● WHAT THE TASK ASKS: Extract all records. Keep each one exact.

● DATA FOR THIS EXERCISE:
+++
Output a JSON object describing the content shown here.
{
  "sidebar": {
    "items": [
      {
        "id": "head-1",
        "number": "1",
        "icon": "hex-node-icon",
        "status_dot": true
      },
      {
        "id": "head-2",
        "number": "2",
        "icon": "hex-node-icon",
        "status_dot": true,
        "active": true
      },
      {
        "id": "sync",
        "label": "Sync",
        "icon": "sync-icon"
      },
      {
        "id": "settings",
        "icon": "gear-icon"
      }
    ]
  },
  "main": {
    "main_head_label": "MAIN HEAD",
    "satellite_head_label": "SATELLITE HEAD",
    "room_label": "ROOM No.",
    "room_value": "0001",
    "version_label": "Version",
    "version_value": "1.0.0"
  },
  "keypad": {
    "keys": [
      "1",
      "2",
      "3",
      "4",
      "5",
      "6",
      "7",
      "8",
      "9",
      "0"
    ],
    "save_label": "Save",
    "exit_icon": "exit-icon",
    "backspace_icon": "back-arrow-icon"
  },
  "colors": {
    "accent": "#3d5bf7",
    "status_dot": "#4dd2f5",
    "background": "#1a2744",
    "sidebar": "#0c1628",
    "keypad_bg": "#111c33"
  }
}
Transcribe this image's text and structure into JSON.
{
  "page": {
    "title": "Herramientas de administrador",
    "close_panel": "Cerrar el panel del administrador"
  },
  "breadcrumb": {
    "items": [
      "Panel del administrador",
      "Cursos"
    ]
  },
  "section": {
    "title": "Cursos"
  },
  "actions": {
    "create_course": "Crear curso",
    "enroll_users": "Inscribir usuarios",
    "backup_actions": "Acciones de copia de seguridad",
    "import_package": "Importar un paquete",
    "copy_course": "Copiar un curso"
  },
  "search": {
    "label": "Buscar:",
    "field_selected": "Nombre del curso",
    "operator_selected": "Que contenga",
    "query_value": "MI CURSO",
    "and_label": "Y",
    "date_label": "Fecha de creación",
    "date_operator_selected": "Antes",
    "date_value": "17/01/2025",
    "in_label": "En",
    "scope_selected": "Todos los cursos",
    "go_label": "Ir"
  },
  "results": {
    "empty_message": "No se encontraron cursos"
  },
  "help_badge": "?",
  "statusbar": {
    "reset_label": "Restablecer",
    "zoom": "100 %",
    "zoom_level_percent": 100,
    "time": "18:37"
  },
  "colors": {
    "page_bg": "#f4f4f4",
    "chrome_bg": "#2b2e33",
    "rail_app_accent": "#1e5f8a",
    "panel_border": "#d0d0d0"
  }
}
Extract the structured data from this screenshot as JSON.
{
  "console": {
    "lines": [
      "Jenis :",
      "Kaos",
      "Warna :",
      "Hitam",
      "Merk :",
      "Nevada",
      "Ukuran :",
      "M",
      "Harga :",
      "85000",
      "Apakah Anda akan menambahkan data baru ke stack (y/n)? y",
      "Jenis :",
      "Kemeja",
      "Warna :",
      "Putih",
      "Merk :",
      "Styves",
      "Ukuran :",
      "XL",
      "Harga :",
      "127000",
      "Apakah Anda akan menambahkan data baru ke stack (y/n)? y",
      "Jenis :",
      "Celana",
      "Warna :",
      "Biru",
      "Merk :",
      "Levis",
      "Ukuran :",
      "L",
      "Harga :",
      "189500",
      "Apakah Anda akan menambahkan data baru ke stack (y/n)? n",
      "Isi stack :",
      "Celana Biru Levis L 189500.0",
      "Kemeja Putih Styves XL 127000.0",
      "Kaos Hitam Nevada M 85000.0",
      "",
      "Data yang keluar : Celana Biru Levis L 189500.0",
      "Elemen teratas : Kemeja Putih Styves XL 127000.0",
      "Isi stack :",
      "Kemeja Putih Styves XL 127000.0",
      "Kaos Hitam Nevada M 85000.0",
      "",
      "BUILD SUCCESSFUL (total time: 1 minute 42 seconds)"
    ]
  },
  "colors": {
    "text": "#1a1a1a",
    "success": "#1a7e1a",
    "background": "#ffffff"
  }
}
+++
● EXERCISE RESPONSE:
Output a JSON object describing the content shown here.
{
  "sidebar": {
    "items": [
      {
        "id": "head-1",
        "number": "1",
        "icon": "hex-node-icon",
        "status_dot": true
      },
      {
        "id": "head-2",
        "number": "2",
        "icon": "hex-node-icon",
        "status_dot": true,
        "active": true
      },
      {
        "id": "sync",
        "label": "Sync",
        "icon": "sync-icon"
      },
      {
        "id": "settings",
        "icon": "gear-icon"
      }
    ]
  },
  "main": {
    "main_head_label": "MAIN HEAD",
    "satellite_head_label": "SATELLITE HEAD",
    "room_label": "ROOM No.",
    "room_value": "0001",
    "version_label": "Version",
    "version_value": "1.0.0"
  },
  "keypad": {
    "keys": [
      "1",
      "2",
      "3",
      "4",
      "5",
      "6",
      "7",
      "8",
      "9",
      "0"
    ],
    "save_label": "Save",
    "exit_icon": "exit-icon",
    "backspace_icon": "back-arrow-icon"
  },
  "colors": {
    "accent": "#3d5bf7",
    "status_dot": "#4dd2f5",
    "background": "#1a2744",
    "sidebar": "#0c1628",
    "keypad_bg": "#111c33"
  }
}
Transcribe this image's text and structure into JSON.
{
  "page": {
    "title": "Herramientas de administrador",
    "close_panel": "Cerrar el panel del administrador"
  },
  "breadcrumb": {
    "items": [
      "Panel del administrador",
      "Cursos"
    ]
  },
  "section": {
    "title": "Cursos"
  },
  "actions": {
    "create_course": "Crear curso",
    "enroll_users": "Inscribir usuarios",
    "backup_actions": "Acciones de copia de seguridad",
    "import_package": "Importar un paquete",
    "copy_course": "Copiar un curso"
  },
  "search": {
    "label": "Buscar:",
    "field_selected": "Nombre del curso",
    "operator_selected": "Que contenga",
    "query_value": "MI CURSO",
    "and_label": "Y",
    "date_label": "Fecha de creación",
    "date_operator_selected": "Antes",
    "date_value": "17/01/2025",
    "in_label": "En",
    "scope_selected": "Todos los cursos",
    "go_label": "Ir"
  },
  "results": {
    "empty_message": "No se encontraron cursos"
  },
  "help_badge": "?",
  "statusbar": {
    "reset_label": "Restablecer",
    "zoom": "100 %",
    "zoom_level_percent": 100,
    "time": "18:37"
  },
  "colors": {
    "page_bg": "#f4f4f4",
    "chrome_bg": "#2b2e33",
    "rail_app_accent": "#1e5f8a",
    "panel_border": "#d0d0d0"
  }
}
Extract the structured data from this screenshot as JSON.
{
  "console": {
    "lines": [
      "Jenis :",
      "Kaos",
      "Warna :",
      "Hitam",
      "Merk :",
      "Nevada",
      "Ukuran :",
      "M",
      "Harga :",
      "85000",
      "Apakah Anda akan menambahkan data baru ke stack (y/n)? y",
      "Jenis :",
      "Kemeja",
      "Warna :",
      "Putih",
      "Merk :",
      "Styves",
      "Ukuran :",
      "XL",
      "Harga :",
      "127000",
      "Apakah Anda akan menambahkan data baru ke stack (y/n)? y",
      "Jenis :",
      "Celana",
      "Warna :",
      "Biru",
      "Merk :",
      "Levis",
      "Ukuran :",
      "L",
      "Harga :",
      "189500",
      "Apakah Anda akan menambahkan data baru ke stack (y/n)? n",
      "Isi stack :",
      "Celana Biru Levis L 189500.0",
      "Kemeja Putih Styves XL 127000.0",
      "Kaos Hitam Nevada M 85000.0",
      "",
      "Data yang keluar : Celana Biru Levis L 189500.0",
      "Elemen teratas : Kemeja Putih Styves XL 127000.0",
      "Isi stack :",
      "Kemeja Putih Styves XL 127000.0",
      "Kaos Hitam Nevada M 85000.0",
      "",
      "BUILD SUCCESSFUL (total time: 1 minute 42 seconds)"
    ]
  },
  "colors": {
    "text": "#1a1a1a",
    "success": "#1a7e1a",
    "background": "#ffffff"
  }
}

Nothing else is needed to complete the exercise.